**Exercise details**
Reproduce the whole listing, character for character.

Some records:

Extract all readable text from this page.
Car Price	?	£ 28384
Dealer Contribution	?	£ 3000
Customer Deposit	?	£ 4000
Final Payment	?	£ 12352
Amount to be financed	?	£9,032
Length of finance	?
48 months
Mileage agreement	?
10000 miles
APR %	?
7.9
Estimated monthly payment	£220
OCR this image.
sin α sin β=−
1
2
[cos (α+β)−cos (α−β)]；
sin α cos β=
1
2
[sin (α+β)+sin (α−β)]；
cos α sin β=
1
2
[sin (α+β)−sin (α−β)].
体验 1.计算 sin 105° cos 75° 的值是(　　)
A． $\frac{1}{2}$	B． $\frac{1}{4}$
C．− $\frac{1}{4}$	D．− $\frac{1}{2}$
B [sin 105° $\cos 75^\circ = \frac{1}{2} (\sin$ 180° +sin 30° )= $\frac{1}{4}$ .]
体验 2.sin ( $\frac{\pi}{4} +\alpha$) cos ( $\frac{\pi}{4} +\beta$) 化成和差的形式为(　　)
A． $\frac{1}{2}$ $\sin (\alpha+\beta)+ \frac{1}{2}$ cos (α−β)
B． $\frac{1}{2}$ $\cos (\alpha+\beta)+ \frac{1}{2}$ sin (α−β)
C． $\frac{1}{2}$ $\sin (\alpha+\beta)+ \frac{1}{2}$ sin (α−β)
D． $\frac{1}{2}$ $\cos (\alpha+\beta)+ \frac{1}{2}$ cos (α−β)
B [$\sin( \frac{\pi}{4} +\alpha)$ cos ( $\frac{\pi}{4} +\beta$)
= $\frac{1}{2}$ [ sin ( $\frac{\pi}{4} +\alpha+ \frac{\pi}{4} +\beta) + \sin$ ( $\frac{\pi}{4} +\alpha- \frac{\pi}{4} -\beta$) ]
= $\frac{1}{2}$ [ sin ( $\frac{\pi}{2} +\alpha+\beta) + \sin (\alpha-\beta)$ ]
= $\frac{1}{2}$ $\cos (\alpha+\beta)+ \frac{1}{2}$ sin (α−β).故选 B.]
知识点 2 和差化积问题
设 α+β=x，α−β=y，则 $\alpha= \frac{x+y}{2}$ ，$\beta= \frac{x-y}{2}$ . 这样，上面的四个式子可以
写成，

**Expected answer**
Extract all readable text from this page.
Car Price	?	£ 28384
Dealer Contribution	?	£ 3000
Customer Deposit	?	£ 4000
Final Payment	?	£ 12352
Amount to be financed	?	£9,032
Length of finance	?
48 months
Mileage agreement	?
10000 miles
APR %	?
7.9
Estimated monthly payment	£220
OCR this image.
sin α sin β=−
1
2
[cos (α+β)−cos (α−β)]；
sin α cos β=
1
2
[sin (α+β)+sin (α−β)]；
cos α sin β=
1
2
[sin (α+β)−sin (α−β)].
体验 1.计算 sin 105° cos 75° 的值是(　　)
A． $\frac{1}{2}$	B． $\frac{1}{4}$
C．− $\frac{1}{4}$	D．− $\frac{1}{2}$
B [sin 105° $\cos 75^\circ = \frac{1}{2} (\sin$ 180° +sin 30° )= $\frac{1}{4}$ .]
体验 2.sin ( $\frac{\pi}{4} +\alpha$) cos ( $\frac{\pi}{4} +\beta$) 化成和差的形式为(　　)
A． $\frac{1}{2}$ $\sin (\alpha+\beta)+ \frac{1}{2}$ cos (α−β)
B． $\frac{1}{2}$ $\cos (\alpha+\beta)+ \frac{1}{2}$ sin (α−β)
C． $\frac{1}{2}$ $\sin (\alpha+\beta)+ \frac{1}{2}$ sin (α−β)
D． $\frac{1}{2}$ $\cos (\alpha+\beta)+ \frac{1}{2}$ cos (α−β)
B [$\sin( \frac{\pi}{4} +\alpha)$ cos ( $\frac{\pi}{4} +\beta$)
= $\frac{1}{2}$ [ sin ( $\frac{\pi}{4} +\alpha+ \frac{\pi}{4} +\beta) + \sin$ ( $\frac{\pi}{4} +\alpha- \frac{\pi}{4} -\beta$) ]
= $\frac{1}{2}$ [ sin ( $\frac{\pi}{2} +\alpha+\beta) + \sin (\alpha-\beta)$ ]
= $\frac{1}{2}$ $\cos (\alpha+\beta)+ \frac{1}{2}$ sin (α−β).故选 B.]
知识点 2 和差化积问题
设 α+β=x，α−β=y，则 $\alpha= \frac{x+y}{2}$ ，$\beta= \frac{x-y}{2}$ . 这样，上面的四个式子可以
写成，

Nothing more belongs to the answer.